## Written task
Please write out the material below exactly as given.

Data listing:
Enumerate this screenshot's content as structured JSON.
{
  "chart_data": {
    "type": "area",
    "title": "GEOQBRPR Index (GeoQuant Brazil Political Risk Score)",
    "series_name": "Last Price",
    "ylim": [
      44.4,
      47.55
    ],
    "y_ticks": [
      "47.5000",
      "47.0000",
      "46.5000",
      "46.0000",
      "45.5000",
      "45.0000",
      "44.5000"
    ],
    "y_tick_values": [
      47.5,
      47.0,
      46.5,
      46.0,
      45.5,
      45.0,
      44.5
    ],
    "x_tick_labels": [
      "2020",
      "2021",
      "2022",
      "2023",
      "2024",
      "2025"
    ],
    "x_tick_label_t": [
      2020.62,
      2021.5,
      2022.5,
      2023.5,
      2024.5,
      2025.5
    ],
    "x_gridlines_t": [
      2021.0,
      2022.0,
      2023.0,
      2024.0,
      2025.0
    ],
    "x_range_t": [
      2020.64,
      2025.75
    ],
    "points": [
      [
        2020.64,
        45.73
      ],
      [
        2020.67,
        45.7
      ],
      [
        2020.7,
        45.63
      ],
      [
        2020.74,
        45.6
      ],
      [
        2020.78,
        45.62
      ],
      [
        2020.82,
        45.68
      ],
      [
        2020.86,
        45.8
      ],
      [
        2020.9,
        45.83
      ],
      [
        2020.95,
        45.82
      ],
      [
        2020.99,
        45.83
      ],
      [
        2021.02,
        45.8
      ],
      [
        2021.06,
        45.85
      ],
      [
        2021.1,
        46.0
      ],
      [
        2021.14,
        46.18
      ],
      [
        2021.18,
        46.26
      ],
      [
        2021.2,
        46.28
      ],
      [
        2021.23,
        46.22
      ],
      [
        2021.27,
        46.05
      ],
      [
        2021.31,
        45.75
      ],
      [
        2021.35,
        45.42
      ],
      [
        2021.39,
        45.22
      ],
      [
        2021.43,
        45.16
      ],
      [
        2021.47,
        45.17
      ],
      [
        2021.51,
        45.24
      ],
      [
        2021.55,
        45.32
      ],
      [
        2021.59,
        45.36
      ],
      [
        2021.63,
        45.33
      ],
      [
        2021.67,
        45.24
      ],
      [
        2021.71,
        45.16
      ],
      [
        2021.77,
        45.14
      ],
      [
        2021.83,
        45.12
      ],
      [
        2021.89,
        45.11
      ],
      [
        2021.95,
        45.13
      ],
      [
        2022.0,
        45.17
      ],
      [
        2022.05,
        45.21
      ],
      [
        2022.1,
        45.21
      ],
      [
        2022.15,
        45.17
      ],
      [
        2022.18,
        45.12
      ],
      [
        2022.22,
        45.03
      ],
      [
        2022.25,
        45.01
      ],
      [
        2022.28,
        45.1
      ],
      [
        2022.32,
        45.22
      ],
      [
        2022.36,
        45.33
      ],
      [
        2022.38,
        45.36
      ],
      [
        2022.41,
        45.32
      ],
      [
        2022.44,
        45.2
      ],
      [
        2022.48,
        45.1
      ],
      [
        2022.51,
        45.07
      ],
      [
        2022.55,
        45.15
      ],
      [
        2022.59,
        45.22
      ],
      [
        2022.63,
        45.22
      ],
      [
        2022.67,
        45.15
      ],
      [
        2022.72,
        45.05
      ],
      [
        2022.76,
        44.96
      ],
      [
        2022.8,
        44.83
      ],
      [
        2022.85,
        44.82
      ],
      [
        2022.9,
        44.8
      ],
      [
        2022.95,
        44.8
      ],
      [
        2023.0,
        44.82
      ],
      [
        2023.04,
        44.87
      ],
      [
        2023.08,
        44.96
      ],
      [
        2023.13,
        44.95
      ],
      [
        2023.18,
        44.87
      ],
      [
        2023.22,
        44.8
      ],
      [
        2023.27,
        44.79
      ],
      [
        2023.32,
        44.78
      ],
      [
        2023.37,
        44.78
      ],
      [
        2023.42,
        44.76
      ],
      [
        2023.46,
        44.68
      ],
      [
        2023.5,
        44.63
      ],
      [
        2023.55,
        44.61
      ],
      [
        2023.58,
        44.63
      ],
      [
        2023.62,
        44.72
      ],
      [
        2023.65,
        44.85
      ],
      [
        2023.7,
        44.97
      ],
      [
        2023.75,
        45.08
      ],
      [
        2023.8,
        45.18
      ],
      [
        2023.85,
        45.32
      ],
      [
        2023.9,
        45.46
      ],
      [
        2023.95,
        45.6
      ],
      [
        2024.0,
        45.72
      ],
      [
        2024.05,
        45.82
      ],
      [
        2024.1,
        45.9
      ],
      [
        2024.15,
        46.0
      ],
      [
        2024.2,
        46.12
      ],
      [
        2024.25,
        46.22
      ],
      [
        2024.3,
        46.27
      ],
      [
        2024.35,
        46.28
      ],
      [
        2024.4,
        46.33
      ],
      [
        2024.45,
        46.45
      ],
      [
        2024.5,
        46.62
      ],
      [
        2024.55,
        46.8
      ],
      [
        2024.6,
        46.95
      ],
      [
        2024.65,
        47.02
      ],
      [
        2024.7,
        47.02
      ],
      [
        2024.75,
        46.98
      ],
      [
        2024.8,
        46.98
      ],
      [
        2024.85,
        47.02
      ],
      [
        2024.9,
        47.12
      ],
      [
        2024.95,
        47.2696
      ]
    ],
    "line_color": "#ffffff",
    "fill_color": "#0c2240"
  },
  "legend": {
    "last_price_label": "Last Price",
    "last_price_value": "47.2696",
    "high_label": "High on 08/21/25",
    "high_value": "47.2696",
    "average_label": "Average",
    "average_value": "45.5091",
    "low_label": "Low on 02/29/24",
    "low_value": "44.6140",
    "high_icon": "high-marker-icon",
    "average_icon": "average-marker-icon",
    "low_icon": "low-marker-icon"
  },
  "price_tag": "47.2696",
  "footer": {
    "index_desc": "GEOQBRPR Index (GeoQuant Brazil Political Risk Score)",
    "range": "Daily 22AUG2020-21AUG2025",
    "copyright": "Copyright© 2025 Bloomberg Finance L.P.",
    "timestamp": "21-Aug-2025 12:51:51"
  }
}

## Final result
Enumerate this screenshot's content as structured JSON.
{
  "chart_data": {
    "type": "area",
    "title": "GEOQBRPR Index (GeoQuant Brazil Political Risk Score)",
    "series_name": "Last Price",
    "ylim": [
      44.4,
      47.55
    ],
    "y_ticks": [
      "47.5000",
      "47.0000",
      "46.5000",
      "46.0000",
      "45.5000",
      "45.0000",
      "44.5000"
    ],
    "y_tick_values": [
      47.5,
      47.0,
      46.5,
      46.0,
      45.5,
      45.0,
      44.5
    ],
    "x_tick_labels": [
      "2020",
      "2021",
      "2022",
      "2023",
      "2024",
      "2025"
    ],
    "x_tick_label_t": [
      2020.62,
      2021.5,
      2022.5,
      2023.5,
      2024.5,
      2025.5
    ],
    "x_gridlines_t": [
      2021.0,
      2022.0,
      2023.0,
      2024.0,
      2025.0
    ],
    "x_range_t": [
      2020.64,
      2025.75
    ],
    "points": [
      [
        2020.64,
        45.73
      ],
      [
        2020.67,
        45.7
      ],
      [
        2020.7,
        45.63
      ],
      [
        2020.74,
        45.6
      ],
      [
        2020.78,
        45.62
      ],
      [
        2020.82,
        45.68
      ],
      [
        2020.86,
        45.8
      ],
      [
        2020.9,
        45.83
      ],
      [
        2020.95,
        45.82
      ],
      [
        2020.99,
        45.83
      ],
      [
        2021.02,
        45.8
      ],
      [
        2021.06,
        45.85
      ],
      [
        2021.1,
        46.0
      ],
      [
        2021.14,
        46.18
      ],
      [
        2021.18,
        46.26
      ],
      [
        2021.2,
        46.28
      ],
      [
        2021.23,
        46.22
      ],
      [
        2021.27,
        46.05
      ],
      [
        2021.31,
        45.75
      ],
      [
        2021.35,
        45.42
      ],
      [
        2021.39,
        45.22
      ],
      [
        2021.43,
        45.16
      ],
      [
        2021.47,
        45.17
      ],
      [
        2021.51,
        45.24
      ],
      [
        2021.55,
        45.32
      ],
      [
        2021.59,
        45.36
      ],
      [
        2021.63,
        45.33
      ],
      [
        2021.67,
        45.24
      ],
      [
        2021.71,
        45.16
      ],
      [
        2021.77,
        45.14
      ],
      [
        2021.83,
        45.12
      ],
      [
        2021.89,
        45.11
      ],
      [
        2021.95,
        45.13
      ],
      [
        2022.0,
        45.17
      ],
      [
        2022.05,
        45.21
      ],
      [
        2022.1,
        45.21
      ],
      [
        2022.15,
        45.17
      ],
      [
        2022.18,
        45.12
      ],
      [
        2022.22,
        45.03
      ],
      [
        2022.25,
        45.01
      ],
      [
        2022.28,
        45.1
      ],
      [
        2022.32,
        45.22
      ],
      [
        2022.36,
        45.33
      ],
      [
        2022.38,
        45.36
      ],
      [
        2022.41,
        45.32
      ],
      [
        2022.44,
        45.2
      ],
      [
        2022.48,
        45.1
      ],
      [
        2022.51,
        45.07
      ],
      [
        2022.55,
        45.15
      ],
      [
        2022.59,
        45.22
      ],
      [
        2022.63,
        45.22
      ],
      [
        2022.67,
        45.15
      ],
      [
        2022.72,
        45.05
      ],
      [
        2022.76,
        44.96
      ],
      [
        2022.8,
        44.83
      ],
      [
        2022.85,
        44.82
      ],
      [
        2022.9,
        44.8
      ],
      [
        2022.95,
        44.8
      ],
      [
        2023.0,
        44.82
      ],
      [
        2023.04,
        44.87
      ],
      [
        2023.08,
        44.96
      ],
      [
        2023.13,
        44.95
      ],
      [
        2023.18,
        44.87
      ],
      [
        2023.22,
        44.8
      ],
      [
        2023.27,
        44.79
      ],
      [
        2023.32,
        44.78
      ],
      [
        2023.37,
        44.78
      ],
      [
        2023.42,
        44.76
      ],
      [
        2023.46,
        44.68
      ],
      [
        2023.5,
        44.63
      ],
      [
        2023.55,
        44.61
      ],
      [
        2023.58,
        44.63
      ],
      [
        2023.62,
        44.72
      ],
      [
        2023.65,
        44.85
      ],
      [
        2023.7,
        44.97
      ],
      [
        2023.75,
        45.08
      ],
      [
        2023.8,
        45.18
      ],
      [
        2023.85,
        45.32
      ],
      [
        2023.9,
        45.46
      ],
      [
        2023.95,
        45.6
      ],
      [
        2024.0,
        45.72
      ],
      [
        2024.05,
        45.82
      ],
      [
        2024.1,
        45.9
      ],
      [
        2024.15,
        46.0
      ],
      [
        2024.2,
        46.12
      ],
      [
        2024.25,
        46.22
      ],
      [
        2024.3,
        46.27
      ],
      [
        2024.35,
        46.28
      ],
      [
        2024.4,
        46.33
      ],
      [
        2024.45,
        46.45
      ],
      [
        2024.5,
        46.62
      ],
      [
        2024.55,
        46.8
      ],
      [
        2024.6,
        46.95
      ],
      [
        2024.65,
        47.02
      ],
      [
        2024.7,
        47.02
      ],
      [
        2024.75,
        46.98
      ],
      [
        2024.8,
        46.98
      ],
      [
        2024.85,
        47.02
      ],
      [
        2024.9,
        47.12
      ],
      [
        2024.95,
        47.2696
      ]
    ],
    "line_color": "#ffffff",
    "fill_color": "#0c2240"
  },
  "legend": {
    "last_price_label": "Last Price",
    "last_price_value": "47.2696",
    "high_label": "High on 08/21/25",
    "high_value": "47.2696",
    "average_label": "Average",
    "average_value": "45.5091",
    "low_label": "Low on 02/29/24",
    "low_value": "44.6140",
    "high_icon": "high-marker-icon",
    "average_icon": "average-marker-icon",
    "low_icon": "low-marker-icon"
  },
  "price_tag": "47.2696",
  "footer": {
    "index_desc": "GEOQBRPR Index (GeoQuant Brazil Political Risk Score)",
    "range": "Daily 22AUG2020-21AUG2025",
    "copyright": "Copyright© 2025 Bloomberg Finance L.P.",
    "timestamp": "21-Aug-2025 12:51:51"
  }
}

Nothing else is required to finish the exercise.